== GIVEN RECORDS

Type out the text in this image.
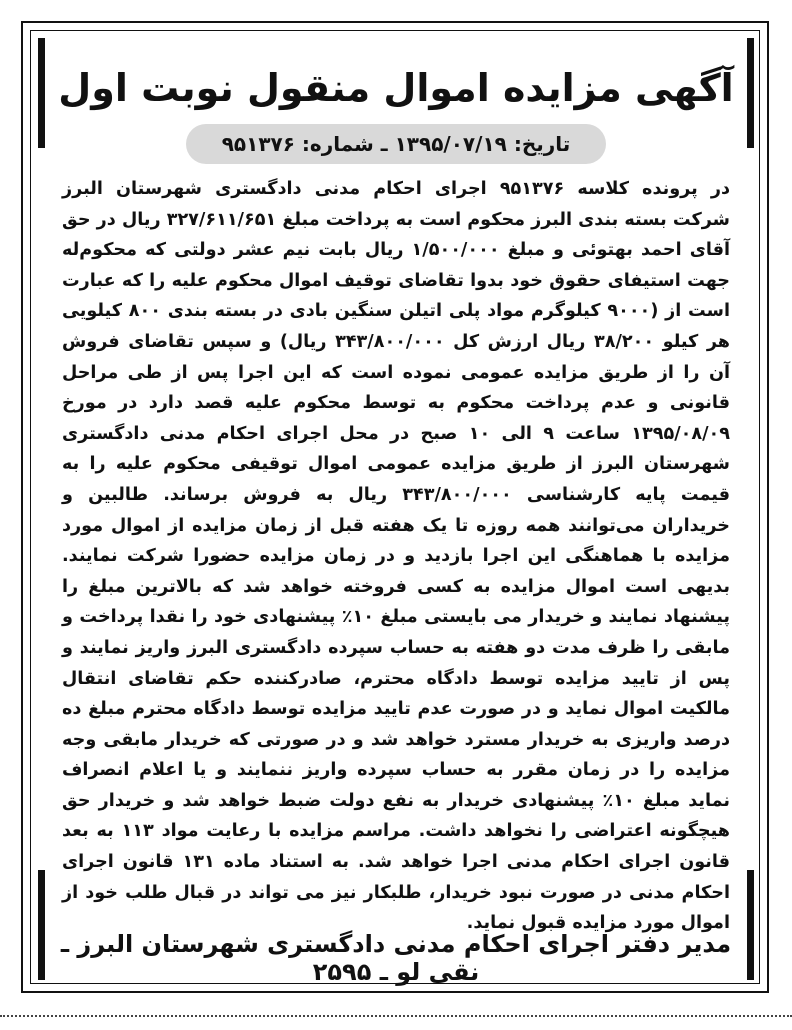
آگهی مزایده اموال منقول نوبت اول
تاریخ: ۱۳۹۵/۰۷/۱۹ ـ شماره: ۹۵۱۳۷۶
در پرونده کلاسه ۹۵۱۳۷۶ اجرای احکام مدنی دادگستری شهرستان البرز شرکت بسته بندی البرز محکوم است به پرداخت مبلغ ۳۲۷/۶۱۱/۶۵۱ ریال در حق آقای احمد بهتوئی و مبلغ ۱/۵۰۰/۰۰۰ ریال بابت نیم عشر دولتی که محکوم‌له جهت استیفای حقوق خود بدوا تقاضای توقیف اموال محکوم علیه را که عبارت است از (۹۰۰۰ کیلوگرم مواد پلی اتیلن سنگین بادی در بسته بندی ۸۰۰ کیلویی هر کیلو ۳۸/۲۰۰ ریال ارزش کل ۳۴۳/۸۰۰/۰۰۰ ریال) و سپس تقاضای فروش آن را از طریق مزایده عمومی نموده است که این اجرا پس از طی مراحل قانونی و عدم پرداخت محکوم به توسط محکوم علیه قصد دارد در مورخ ۱۳۹۵/۰۸/۰۹ ساعت ۹ الی ۱۰ صبح در محل اجرای احکام مدنی دادگستری شهرستان البرز از طریق مزایده عمومی اموال توقیفی محکوم علیه را به قیمت پایه کارشناسی ۳۴۳/۸۰۰/۰۰۰ ریال به فروش برساند. طالبین و خریداران می‌توانند همه روزه تا یک هفته قبل از زمان مزایده از اموال مورد مزایده با هماهنگی این اجرا بازدید و در زمان مزایده حضورا شرکت نمایند. بدیهی است اموال مزایده به کسی فروخته خواهد شد که بالاترین مبلغ را پیشنهاد نمایند و خریدار می بایستی مبلغ ۱۰٪ پیشنهادی خود را نقدا پرداخت و مابقی را ظرف مدت دو هفته به حساب سپرده دادگستری البرز واریز نمایند و پس از تایید مزایده توسط دادگاه محترم، صادرکننده حکم تقاضای انتقال مالکیت اموال نماید و در صورت عدم تایید مزایده توسط دادگاه محترم مبلغ ده درصد واریزی به خریدار مسترد خواهد شد و در صورتی که خریدار مابقی وجه مزایده را در زمان مقرر به حساب سپرده واریز ننمایند و یا اعلام انصراف نماید مبلغ ۱۰٪ پیشنهادی خریدار به نفع دولت ضبط خواهد شد و خریدار حق هیچگونه اعتراضی را نخواهد داشت. مراسم مزایده با رعایت مواد ۱۱۳ به بعد قانون اجرای احکام مدنی اجرا خواهد شد. به استناد ماده ۱۳۱ قانون اجرای احکام مدنی در صورت نبود خریدار، طلبکار نیز می تواند در قبال طلب خود از اموال مورد مزایده قبول نماید.
مدیر دفتر اجرای احکام مدنی دادگستری شهرستان البرز ـ نقی لو ـ ۲۵۹۵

====

DIRECTION: Working from the entries above, return all lines that contain "اموال".

SOLUTION TO THIS EXERCISE:
آگهی مزایده اموال منقول نوبت اول
در پرونده کلاسه ۹۵۱۳۷۶ اجرای احکام مدنی دادگستری شهرستان البرز شرکت بسته بندی البرز محکوم است به پرداخت مبلغ ۳۲۷/۶۱۱/۶۵۱ ریال در حق آقای احمد بهتوئی و مبلغ ۱/۵۰۰/۰۰۰ ریال بابت نیم عشر دولتی که محکوم‌له جهت استیفای حقوق خود بدوا تقاضای توقیف اموال محکوم علیه را که عبارت است از (۹۰۰۰ کیلوگرم مواد پلی اتیلن سنگین بادی در بسته بندی ۸۰۰ کیلویی هر کیلو ۳۸/۲۰۰ ریال ارزش کل ۳۴۳/۸۰۰/۰۰۰ ریال) و سپس تقاضای فروش آن را از طریق مزایده عمومی نموده است که این اجرا پس از طی مراحل قانونی و عدم پرداخت محکوم به توسط محکوم علیه قصد دارد در مورخ ۱۳۹۵/۰۸/۰۹ ساعت ۹ الی ۱۰ صبح در محل اجرای احکام مدنی دادگستری شهرستان البرز از طریق مزایده عمومی اموال توقیفی محکوم علیه را به قیمت پایه کارشناسی ۳۴۳/۸۰۰/۰۰۰ ریال به فروش برساند. طالبین و خریداران می‌توانند همه روزه تا یک هفته قبل از زمان مزایده از اموال مورد مزایده با هماهنگی این اجرا بازدید و در زمان مزایده حضورا شرکت نمایند. بدیهی است اموال مزایده به کسی فروخته خواهد شد که بالاترین مبلغ را پیشنهاد نمایند و خریدار می بایستی مبلغ ۱۰٪ پیشنهادی خود را نقدا پرداخت و مابقی را ظرف مدت دو هفته به حساب سپرده دادگستری البرز واریز نمایند و پس از تایید مزایده توسط دادگاه محترم، صادرکننده حکم تقاضای انتقال مالکیت اموال نماید و در صورت عدم تایید مزایده توسط دادگاه محترم مبلغ ده درصد واریزی به خریدار مسترد خواهد شد و در صورتی که خریدار مابقی وجه مزایده را در زمان مقرر به حساب سپرده واریز ننمایند و یا اعلام انصراف نماید مبلغ ۱۰٪ پیشنهادی خریدار به نفع دولت ضبط خواهد شد و خریدار حق هیچگونه اعتراضی را نخواهد داشت. مراسم مزایده با رعایت مواد ۱۱۳ به بعد قانون اجرای احکام مدنی اجرا خواهد شد. به استناد ماده ۱۳۱ قانون اجرای احکام مدنی در صورت نبود خریدار، طلبکار نیز می تواند در قبال طلب خود از اموال مورد مزایده قبول نماید.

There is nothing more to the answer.